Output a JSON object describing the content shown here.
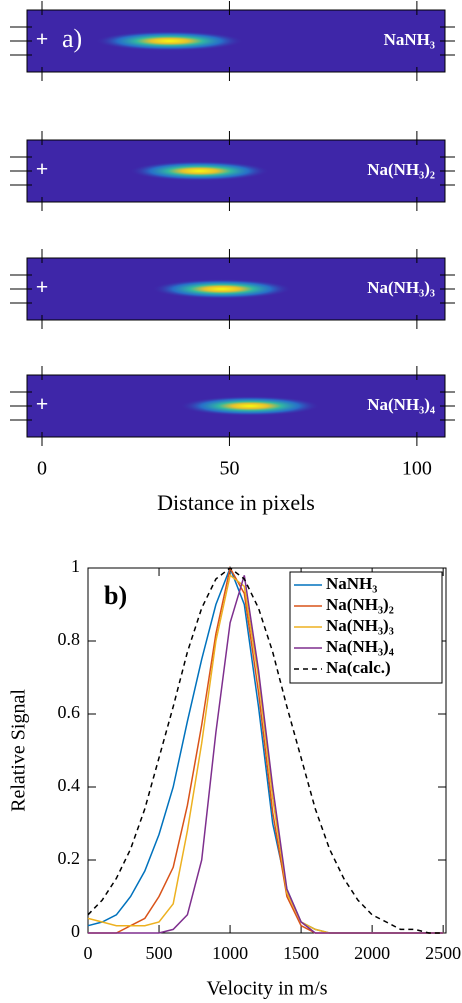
{
  "chart_data": [
    {
      "type": "strips",
      "annotation": "a)",
      "marker": "+",
      "xlabel": "Distance in pixels",
      "xlim": [
        -4,
        107.5
      ],
      "xticks": [
        0,
        50,
        100
      ],
      "strips": [
        {
          "label": "NaNH₃",
          "center": 34,
          "width": 18
        },
        {
          "label": "Na(NH₃)₂",
          "center": 42,
          "width": 17
        },
        {
          "label": "Na(NH₃)₃",
          "center": 48,
          "width": 17
        },
        {
          "label": "Na(NH₃)₄",
          "center": 55.5,
          "width": 17
        }
      ]
    },
    {
      "type": "line",
      "annotation": "b)",
      "xlabel": "Velocity in m/s",
      "ylabel": "Relative Signal",
      "xlim": [
        0,
        2520
      ],
      "ylim": [
        0,
        1
      ],
      "xticks": [
        0,
        500,
        1000,
        1500,
        2000,
        2500
      ],
      "yticks": [
        0,
        0.2,
        0.4,
        0.6,
        0.8,
        1
      ],
      "x": [
        0,
        100,
        200,
        300,
        400,
        500,
        600,
        700,
        800,
        900,
        1000,
        1100,
        1200,
        1300,
        1400,
        1500,
        1600,
        1700,
        1800,
        1900,
        2000,
        2100,
        2200,
        2300,
        2400,
        2500
      ],
      "series": [
        {
          "name": "NaNH₃",
          "color": "#0072bd",
          "dash": false,
          "values": [
            0.02,
            0.03,
            0.05,
            0.1,
            0.17,
            0.27,
            0.4,
            0.58,
            0.75,
            0.9,
            1,
            0.9,
            0.62,
            0.3,
            0.12,
            0.03,
            0.01,
            0,
            0,
            0,
            0,
            0,
            0,
            0,
            0,
            0
          ]
        },
        {
          "name": "Na(NH₃)₂",
          "color": "#d95319",
          "dash": false,
          "values": [
            0,
            0,
            0,
            0.02,
            0.04,
            0.1,
            0.18,
            0.35,
            0.57,
            0.82,
            1,
            0.93,
            0.66,
            0.33,
            0.1,
            0.02,
            0,
            0,
            0,
            0,
            0,
            0,
            0,
            0,
            0,
            0
          ]
        },
        {
          "name": "Na(NH₃)₃",
          "color": "#edb120",
          "dash": false,
          "values": [
            0.04,
            0.03,
            0.02,
            0.02,
            0.02,
            0.03,
            0.08,
            0.28,
            0.52,
            0.8,
            0.98,
            0.95,
            0.7,
            0.37,
            0.11,
            0.03,
            0.01,
            0,
            0,
            0,
            0,
            0,
            0,
            0,
            0,
            0
          ]
        },
        {
          "name": "Na(NH₃)₄",
          "color": "#7e2f8e",
          "dash": false,
          "values": [
            0,
            0,
            0,
            0,
            0,
            0,
            0.01,
            0.05,
            0.2,
            0.55,
            0.85,
            0.98,
            0.72,
            0.4,
            0.12,
            0.03,
            0,
            0,
            0,
            0,
            0,
            0,
            0,
            0,
            0,
            0
          ]
        },
        {
          "name": "Na(calc.)",
          "color": "#000000",
          "dash": true,
          "values": [
            0.05,
            0.09,
            0.15,
            0.23,
            0.34,
            0.48,
            0.62,
            0.77,
            0.89,
            0.97,
            1,
            0.97,
            0.89,
            0.77,
            0.62,
            0.48,
            0.34,
            0.23,
            0.15,
            0.09,
            0.05,
            0.03,
            0.01,
            0.01,
            0,
            0
          ]
        }
      ]
    }
  ]
}
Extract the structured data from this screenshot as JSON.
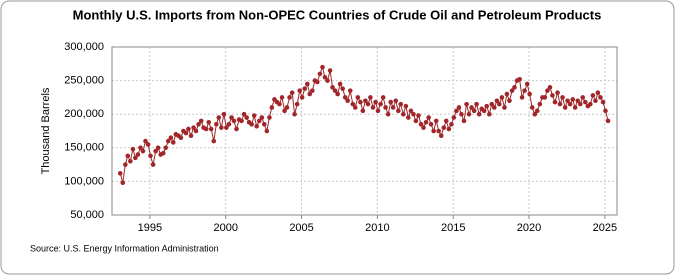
{
  "chart_data": {
    "type": "line",
    "title": "Monthly U.S. Imports from Non-OPEC Countries of Crude Oil and Petroleum Products",
    "y_label": "Thousand Barrels",
    "source": "Source: U.S. Energy Information Administration",
    "color": "#a0262a",
    "grid": true,
    "xlim": [
      1992.5,
      2025.8
    ],
    "xticks": [
      1995,
      2000,
      2005,
      2010,
      2015,
      2020,
      2025
    ],
    "ylim": [
      50000,
      300000
    ],
    "yticks": [
      {
        "value": 50000,
        "label": "50,000"
      },
      {
        "value": 100000,
        "label": "100,000"
      },
      {
        "value": 150000,
        "label": "150,000"
      },
      {
        "value": 200000,
        "label": "200,000"
      },
      {
        "value": 250000,
        "label": "250,000"
      },
      {
        "value": 300000,
        "label": "300,000"
      }
    ],
    "x": [
      1993.04,
      1993.21,
      1993.38,
      1993.54,
      1993.71,
      1993.88,
      1994.04,
      1994.21,
      1994.38,
      1994.54,
      1994.71,
      1994.88,
      1995.04,
      1995.21,
      1995.38,
      1995.54,
      1995.71,
      1995.88,
      1996.04,
      1996.21,
      1996.38,
      1996.54,
      1996.71,
      1996.88,
      1997.04,
      1997.21,
      1997.38,
      1997.54,
      1997.71,
      1997.88,
      1998.04,
      1998.21,
      1998.38,
      1998.54,
      1998.71,
      1998.88,
      1999.04,
      1999.21,
      1999.38,
      1999.54,
      1999.71,
      1999.88,
      2000.04,
      2000.21,
      2000.38,
      2000.54,
      2000.71,
      2000.88,
      2001.04,
      2001.21,
      2001.38,
      2001.54,
      2001.71,
      2001.88,
      2002.04,
      2002.21,
      2002.38,
      2002.54,
      2002.71,
      2002.88,
      2003.04,
      2003.21,
      2003.38,
      2003.54,
      2003.71,
      2003.88,
      2004.04,
      2004.21,
      2004.38,
      2004.54,
      2004.71,
      2004.88,
      2005.04,
      2005.21,
      2005.38,
      2005.54,
      2005.71,
      2005.88,
      2006.04,
      2006.21,
      2006.38,
      2006.54,
      2006.71,
      2006.88,
      2007.04,
      2007.21,
      2007.38,
      2007.54,
      2007.71,
      2007.88,
      2008.04,
      2008.21,
      2008.38,
      2008.54,
      2008.71,
      2008.88,
      2009.04,
      2009.21,
      2009.38,
      2009.54,
      2009.71,
      2009.88,
      2010.04,
      2010.21,
      2010.38,
      2010.54,
      2010.71,
      2010.88,
      2011.04,
      2011.21,
      2011.38,
      2011.54,
      2011.71,
      2011.88,
      2012.04,
      2012.21,
      2012.38,
      2012.54,
      2012.71,
      2012.88,
      2013.04,
      2013.21,
      2013.38,
      2013.54,
      2013.71,
      2013.88,
      2014.04,
      2014.21,
      2014.38,
      2014.54,
      2014.71,
      2014.88,
      2015.04,
      2015.21,
      2015.38,
      2015.54,
      2015.71,
      2015.88,
      2016.04,
      2016.21,
      2016.38,
      2016.54,
      2016.71,
      2016.88,
      2017.04,
      2017.21,
      2017.38,
      2017.54,
      2017.71,
      2017.88,
      2018.04,
      2018.21,
      2018.38,
      2018.54,
      2018.71,
      2018.88,
      2019.04,
      2019.21,
      2019.38,
      2019.54,
      2019.71,
      2019.88,
      2020.04,
      2020.21,
      2020.38,
      2020.54,
      2020.71,
      2020.88,
      2021.04,
      2021.21,
      2021.38,
      2021.54,
      2021.71,
      2021.88,
      2022.04,
      2022.21,
      2022.38,
      2022.54,
      2022.71,
      2022.88,
      2023.04,
      2023.21,
      2023.38,
      2023.54,
      2023.71,
      2023.88,
      2024.04,
      2024.21,
      2024.38,
      2024.54,
      2024.71,
      2024.88,
      2025.04,
      2025.21
    ],
    "values": [
      112000,
      98000,
      125000,
      138000,
      130000,
      148000,
      135000,
      140000,
      150000,
      145000,
      160000,
      155000,
      138000,
      125000,
      145000,
      150000,
      140000,
      142000,
      150000,
      160000,
      165000,
      158000,
      170000,
      168000,
      165000,
      175000,
      172000,
      178000,
      168000,
      180000,
      175000,
      185000,
      190000,
      180000,
      178000,
      188000,
      178000,
      160000,
      185000,
      195000,
      180000,
      200000,
      180000,
      185000,
      195000,
      190000,
      178000,
      192000,
      190000,
      200000,
      195000,
      188000,
      185000,
      198000,
      182000,
      190000,
      195000,
      185000,
      175000,
      195000,
      210000,
      222000,
      218000,
      215000,
      225000,
      205000,
      210000,
      225000,
      232000,
      200000,
      215000,
      235000,
      225000,
      238000,
      245000,
      230000,
      235000,
      250000,
      248000,
      260000,
      270000,
      255000,
      250000,
      265000,
      240000,
      235000,
      230000,
      245000,
      238000,
      225000,
      220000,
      235000,
      215000,
      210000,
      225000,
      218000,
      205000,
      220000,
      215000,
      225000,
      210000,
      218000,
      205000,
      215000,
      225000,
      210000,
      200000,
      218000,
      210000,
      220000,
      205000,
      215000,
      200000,
      212000,
      195000,
      205000,
      200000,
      190000,
      198000,
      185000,
      180000,
      188000,
      195000,
      185000,
      175000,
      190000,
      175000,
      168000,
      180000,
      190000,
      178000,
      185000,
      195000,
      205000,
      210000,
      200000,
      190000,
      215000,
      200000,
      210000,
      205000,
      215000,
      200000,
      208000,
      205000,
      212000,
      200000,
      215000,
      210000,
      220000,
      215000,
      225000,
      210000,
      230000,
      220000,
      235000,
      240000,
      250000,
      252000,
      225000,
      235000,
      245000,
      230000,
      210000,
      200000,
      205000,
      215000,
      225000,
      225000,
      235000,
      240000,
      228000,
      218000,
      232000,
      215000,
      225000,
      210000,
      220000,
      215000,
      222000,
      210000,
      220000,
      215000,
      225000,
      218000,
      212000,
      215000,
      228000,
      220000,
      232000,
      225000,
      218000,
      205000,
      190000
    ]
  }
}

• _Written instruction_
Take every line that includes the string "name" and copy it.

• _Response to this exercise_
          "name": "NaNH₃",
          "name": "Na(NH₃)₂",
          "name": "Na(NH₃)₃",
          "name": "Na(NH₃)₄",
          "name": "Na(calc.)",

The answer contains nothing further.